Begin

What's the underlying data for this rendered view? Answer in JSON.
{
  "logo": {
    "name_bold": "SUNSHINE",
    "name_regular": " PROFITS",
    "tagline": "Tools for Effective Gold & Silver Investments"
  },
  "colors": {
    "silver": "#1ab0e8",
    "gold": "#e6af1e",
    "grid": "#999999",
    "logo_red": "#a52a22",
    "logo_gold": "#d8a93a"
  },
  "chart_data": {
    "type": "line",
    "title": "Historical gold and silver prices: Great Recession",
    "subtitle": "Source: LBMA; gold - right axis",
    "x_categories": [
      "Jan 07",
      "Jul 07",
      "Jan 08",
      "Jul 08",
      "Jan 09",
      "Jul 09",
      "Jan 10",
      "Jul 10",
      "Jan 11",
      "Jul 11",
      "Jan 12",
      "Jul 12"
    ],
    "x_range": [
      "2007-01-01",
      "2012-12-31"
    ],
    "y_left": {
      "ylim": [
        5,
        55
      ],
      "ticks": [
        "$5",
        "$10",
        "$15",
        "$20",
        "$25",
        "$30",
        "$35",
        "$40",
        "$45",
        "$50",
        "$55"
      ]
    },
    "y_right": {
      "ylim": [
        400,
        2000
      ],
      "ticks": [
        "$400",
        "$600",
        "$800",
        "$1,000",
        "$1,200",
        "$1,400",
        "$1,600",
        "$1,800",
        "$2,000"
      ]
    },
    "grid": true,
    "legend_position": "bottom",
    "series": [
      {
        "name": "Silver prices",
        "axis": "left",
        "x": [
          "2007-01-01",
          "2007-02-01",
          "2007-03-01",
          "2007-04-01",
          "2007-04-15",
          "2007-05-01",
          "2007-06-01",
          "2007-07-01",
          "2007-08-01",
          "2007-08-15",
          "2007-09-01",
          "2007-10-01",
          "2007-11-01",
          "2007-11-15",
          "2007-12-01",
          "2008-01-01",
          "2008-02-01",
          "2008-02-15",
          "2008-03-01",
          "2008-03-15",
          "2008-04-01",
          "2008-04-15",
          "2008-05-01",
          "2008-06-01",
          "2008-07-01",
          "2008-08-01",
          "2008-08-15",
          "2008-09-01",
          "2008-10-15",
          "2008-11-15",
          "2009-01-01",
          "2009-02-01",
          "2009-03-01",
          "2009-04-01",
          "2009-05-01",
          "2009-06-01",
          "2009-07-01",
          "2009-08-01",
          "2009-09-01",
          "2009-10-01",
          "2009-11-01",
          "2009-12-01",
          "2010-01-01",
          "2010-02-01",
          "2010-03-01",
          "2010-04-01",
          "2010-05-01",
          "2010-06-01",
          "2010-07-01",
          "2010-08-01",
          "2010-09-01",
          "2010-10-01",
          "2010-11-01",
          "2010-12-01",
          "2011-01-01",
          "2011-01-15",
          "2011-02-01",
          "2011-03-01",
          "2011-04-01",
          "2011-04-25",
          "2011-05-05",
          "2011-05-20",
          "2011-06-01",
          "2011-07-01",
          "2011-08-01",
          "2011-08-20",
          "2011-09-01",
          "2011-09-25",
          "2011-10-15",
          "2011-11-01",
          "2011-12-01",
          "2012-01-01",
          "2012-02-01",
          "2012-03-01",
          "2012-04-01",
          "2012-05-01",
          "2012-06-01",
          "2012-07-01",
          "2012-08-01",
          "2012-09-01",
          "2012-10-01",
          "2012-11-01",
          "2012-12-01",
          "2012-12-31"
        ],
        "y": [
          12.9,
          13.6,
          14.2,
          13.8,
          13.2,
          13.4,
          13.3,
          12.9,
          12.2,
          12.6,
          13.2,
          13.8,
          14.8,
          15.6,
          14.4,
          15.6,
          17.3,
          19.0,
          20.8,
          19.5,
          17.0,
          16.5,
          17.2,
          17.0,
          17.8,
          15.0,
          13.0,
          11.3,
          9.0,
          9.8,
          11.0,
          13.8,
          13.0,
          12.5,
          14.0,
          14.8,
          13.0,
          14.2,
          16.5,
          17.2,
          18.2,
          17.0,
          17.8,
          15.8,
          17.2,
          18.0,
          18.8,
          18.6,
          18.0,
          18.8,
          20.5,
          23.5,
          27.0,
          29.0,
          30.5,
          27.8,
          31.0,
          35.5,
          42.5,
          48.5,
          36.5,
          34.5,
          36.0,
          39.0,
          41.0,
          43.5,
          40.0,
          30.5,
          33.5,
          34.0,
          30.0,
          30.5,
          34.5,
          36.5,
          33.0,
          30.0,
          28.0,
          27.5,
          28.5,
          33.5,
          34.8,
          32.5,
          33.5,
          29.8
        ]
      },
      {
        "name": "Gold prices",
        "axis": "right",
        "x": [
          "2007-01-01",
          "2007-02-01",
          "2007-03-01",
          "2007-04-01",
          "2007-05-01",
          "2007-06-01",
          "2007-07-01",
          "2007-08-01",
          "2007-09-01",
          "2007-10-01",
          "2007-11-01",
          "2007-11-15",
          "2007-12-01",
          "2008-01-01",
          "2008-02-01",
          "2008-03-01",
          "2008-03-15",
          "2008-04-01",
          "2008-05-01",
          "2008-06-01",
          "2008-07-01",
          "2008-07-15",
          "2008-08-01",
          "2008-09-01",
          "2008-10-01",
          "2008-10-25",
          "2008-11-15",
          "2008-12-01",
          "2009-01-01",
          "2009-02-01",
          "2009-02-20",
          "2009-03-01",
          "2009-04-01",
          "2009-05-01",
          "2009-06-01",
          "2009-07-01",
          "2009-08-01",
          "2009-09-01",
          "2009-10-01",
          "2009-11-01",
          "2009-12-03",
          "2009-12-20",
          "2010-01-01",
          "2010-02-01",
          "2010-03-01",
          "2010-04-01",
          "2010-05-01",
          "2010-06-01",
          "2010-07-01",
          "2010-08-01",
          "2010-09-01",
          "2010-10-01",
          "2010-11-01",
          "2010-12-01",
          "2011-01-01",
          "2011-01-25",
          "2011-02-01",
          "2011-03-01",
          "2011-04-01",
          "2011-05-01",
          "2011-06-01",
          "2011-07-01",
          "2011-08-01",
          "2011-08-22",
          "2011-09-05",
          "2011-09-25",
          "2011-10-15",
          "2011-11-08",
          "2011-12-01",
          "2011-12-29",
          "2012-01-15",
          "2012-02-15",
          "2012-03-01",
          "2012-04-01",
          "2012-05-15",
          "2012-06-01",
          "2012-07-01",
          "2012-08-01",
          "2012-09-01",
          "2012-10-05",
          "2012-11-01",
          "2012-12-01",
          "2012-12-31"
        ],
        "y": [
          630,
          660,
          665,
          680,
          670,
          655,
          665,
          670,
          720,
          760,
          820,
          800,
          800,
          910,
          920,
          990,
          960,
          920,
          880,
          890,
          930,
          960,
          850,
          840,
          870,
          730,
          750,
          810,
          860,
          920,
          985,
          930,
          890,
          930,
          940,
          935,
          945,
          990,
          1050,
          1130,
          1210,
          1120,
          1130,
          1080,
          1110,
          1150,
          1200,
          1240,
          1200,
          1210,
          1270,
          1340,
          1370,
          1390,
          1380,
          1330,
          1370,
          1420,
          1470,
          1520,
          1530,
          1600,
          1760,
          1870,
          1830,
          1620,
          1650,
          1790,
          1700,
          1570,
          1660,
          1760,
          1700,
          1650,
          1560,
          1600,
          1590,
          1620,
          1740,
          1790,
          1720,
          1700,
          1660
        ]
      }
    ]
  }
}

End

▸ What the exercise asks
All of the entries must be quoted exactly; please include each one.

▸ Solved exercise
What's the underlying data for this rendered view? Answer in JSON.
{
  "logo": {
    "name_bold": "SUNSHINE",
    "name_regular": " PROFITS",
    "tagline": "Tools for Effective Gold & Silver Investments"
  },
  "colors": {
    "silver": "#1ab0e8",
    "gold": "#e6af1e",
    "grid": "#999999",
    "logo_red": "#a52a22",
    "logo_gold": "#d8a93a"
  },
  "chart_data": {
    "type": "line",
    "title": "Historical gold and silver prices: Great Recession",
    "subtitle": "Source: LBMA; gold - right axis",
    "x_categories": [
      "Jan 07",
      "Jul 07",
      "Jan 08",
      "Jul 08",
      "Jan 09",
      "Jul 09",
      "Jan 10",
      "Jul 10",
      "Jan 11",
      "Jul 11",
      "Jan 12",
      "Jul 12"
    ],
    "x_range": [
      "2007-01-01",
      "2012-12-31"
    ],
    "y_left": {
      "ylim": [
        5,
        55
      ],
      "ticks": [
        "$5",
        "$10",
        "$15",
        "$20",
        "$25",
        "$30",
        "$35",
        "$40",
        "$45",
        "$50",
        "$55"
      ]
    },
    "y_right": {
      "ylim": [
        400,
        2000
      ],
      "ticks": [
        "$400",
        "$600",
        "$800",
        "$1,000",
        "$1,200",
        "$1,400",
        "$1,600",
        "$1,800",
        "$2,000"
      ]
    },
    "grid": true,
    "legend_position": "bottom",
    "series": [
      {
        "name": "Silver prices",
        "axis": "left",
        "x": [
          "2007-01-01",
          "2007-02-01",
          "2007-03-01",
          "2007-04-01",
          "2007-04-15",
          "2007-05-01",
          "2007-06-01",
          "2007-07-01",
          "2007-08-01",
          "2007-08-15",
          "2007-09-01",
          "2007-10-01",
          "2007-11-01",
          "2007-11-15",
          "2007-12-01",
          "2008-01-01",
          "2008-02-01",
          "2008-02-15",
          "2008-03-01",
          "2008-03-15",
          "2008-04-01",
          "2008-04-15",
          "2008-05-01",
          "2008-06-01",
          "2008-07-01",
          "2008-08-01",
          "2008-08-15",
          "2008-09-01",
          "2008-10-15",
          "2008-11-15",
          "2009-01-01",
          "2009-02-01",
          "2009-03-01",
          "2009-04-01",
          "2009-05-01",
          "2009-06-01",
          "2009-07-01",
          "2009-08-01",
          "2009-09-01",
          "2009-10-01",
          "2009-11-01",
          "2009-12-01",
          "2010-01-01",
          "2010-02-01",
          "2010-03-01",
          "2010-04-01",
          "2010-05-01",
          "2010-06-01",
          "2010-07-01",
          "2010-08-01",
          "2010-09-01",
          "2010-10-01",
          "2010-11-01",
          "2010-12-01",
          "2011-01-01",
          "2011-01-15",
          "2011-02-01",
          "2011-03-01",
          "2011-04-01",
          "2011-04-25",
          "2011-05-05",
          "2011-05-20",
          "2011-06-01",
          "2011-07-01",
          "2011-08-01",
          "2011-08-20",
          "2011-09-01",
          "2011-09-25",
          "2011-10-15",
          "2011-11-01",
          "2011-12-01",
          "2012-01-01",
          "2012-02-01",
          "2012-03-01",
          "2012-04-01",
          "2012-05-01",
          "2012-06-01",
          "2012-07-01",
          "2012-08-01",
          "2012-09-01",
          "2012-10-01",
          "2012-11-01",
          "2012-12-01",
          "2012-12-31"
        ],
        "y": [
          12.9,
          13.6,
          14.2,
          13.8,
          13.2,
          13.4,
          13.3,
          12.9,
          12.2,
          12.6,
          13.2,
          13.8,
          14.8,
          15.6,
          14.4,
          15.6,
          17.3,
          19.0,
          20.8,
          19.5,
          17.0,
          16.5,
          17.2,
          17.0,
          17.8,
          15.0,
          13.0,
          11.3,
          9.0,
          9.8,
          11.0,
          13.8,
          13.0,
          12.5,
          14.0,
          14.8,
          13.0,
          14.2,
          16.5,
          17.2,
          18.2,
          17.0,
          17.8,
          15.8,
          17.2,
          18.0,
          18.8,
          18.6,
          18.0,
          18.8,
          20.5,
          23.5,
          27.0,
          29.0,
          30.5,
          27.8,
          31.0,
          35.5,
          42.5,
          48.5,
          36.5,
          34.5,
          36.0,
          39.0,
          41.0,
          43.5,
          40.0,
          30.5,
          33.5,
          34.0,
          30.0,
          30.5,
          34.5,
          36.5,
          33.0,
          30.0,
          28.0,
          27.5,
          28.5,
          33.5,
          34.8,
          32.5,
          33.5,
          29.8
        ]
      },
      {
        "name": "Gold prices",
        "axis": "right",
        "x": [
          "2007-01-01",
          "2007-02-01",
          "2007-03-01",
          "2007-04-01",
          "2007-05-01",
          "2007-06-01",
          "2007-07-01",
          "2007-08-01",
          "2007-09-01",
          "2007-10-01",
          "2007-11-01",
          "2007-11-15",
          "2007-12-01",
          "2008-01-01",
          "2008-02-01",
          "2008-03-01",
          "2008-03-15",
          "2008-04-01",
          "2008-05-01",
          "2008-06-01",
          "2008-07-01",
          "2008-07-15",
          "2008-08-01",
          "2008-09-01",
          "2008-10-01",
          "2008-10-25",
          "2008-11-15",
          "2008-12-01",
          "2009-01-01",
          "2009-02-01",
          "2009-02-20",
          "2009-03-01",
          "2009-04-01",
          "2009-05-01",
          "2009-06-01",
          "2009-07-01",
          "2009-08-01",
          "2009-09-01",
          "2009-10-01",
          "2009-11-01",
          "2009-12-03",
          "2009-12-20",
          "2010-01-01",
          "2010-02-01",
          "2010-03-01",
          "2010-04-01",
          "2010-05-01",
          "2010-06-01",
          "2010-07-01",
          "2010-08-01",
          "2010-09-01",
          "2010-10-01",
          "2010-11-01",
          "2010-12-01",
          "2011-01-01",
          "2011-01-25",
          "2011-02-01",
          "2011-03-01",
          "2011-04-01",
          "2011-05-01",
          "2011-06-01",
          "2011-07-01",
          "2011-08-01",
          "2011-08-22",
          "2011-09-05",
          "2011-09-25",
          "2011-10-15",
          "2011-11-08",
          "2011-12-01",
          "2011-12-29",
          "2012-01-15",
          "2012-02-15",
          "2012-03-01",
          "2012-04-01",
          "2012-05-15",
          "2012-06-01",
          "2012-07-01",
          "2012-08-01",
          "2012-09-01",
          "2012-10-05",
          "2012-11-01",
          "2012-12-01",
          "2012-12-31"
        ],
        "y": [
          630,
          660,
          665,
          680,
          670,
          655,
          665,
          670,
          720,
          760,
          820,
          800,
          800,
          910,
          920,
          990,
          960,
          920,
          880,
          890,
          930,
          960,
          850,
          840,
          870,
          730,
          750,
          810,
          860,
          920,
          985,
          930,
          890,
          930,
          940,
          935,
          945,
          990,
          1050,
          1130,
          1210,
          1120,
          1130,
          1080,
          1110,
          1150,
          1200,
          1240,
          1200,
          1210,
          1270,
          1340,
          1370,
          1390,
          1380,
          1330,
          1370,
          1420,
          1470,
          1520,
          1530,
          1600,
          1760,
          1870,
          1830,
          1620,
          1650,
          1790,
          1700,
          1570,
          1660,
          1760,
          1700,
          1650,
          1560,
          1600,
          1590,
          1620,
          1740,
          1790,
          1720,
          1700,
          1660
        ]
      }
    ]
  }
}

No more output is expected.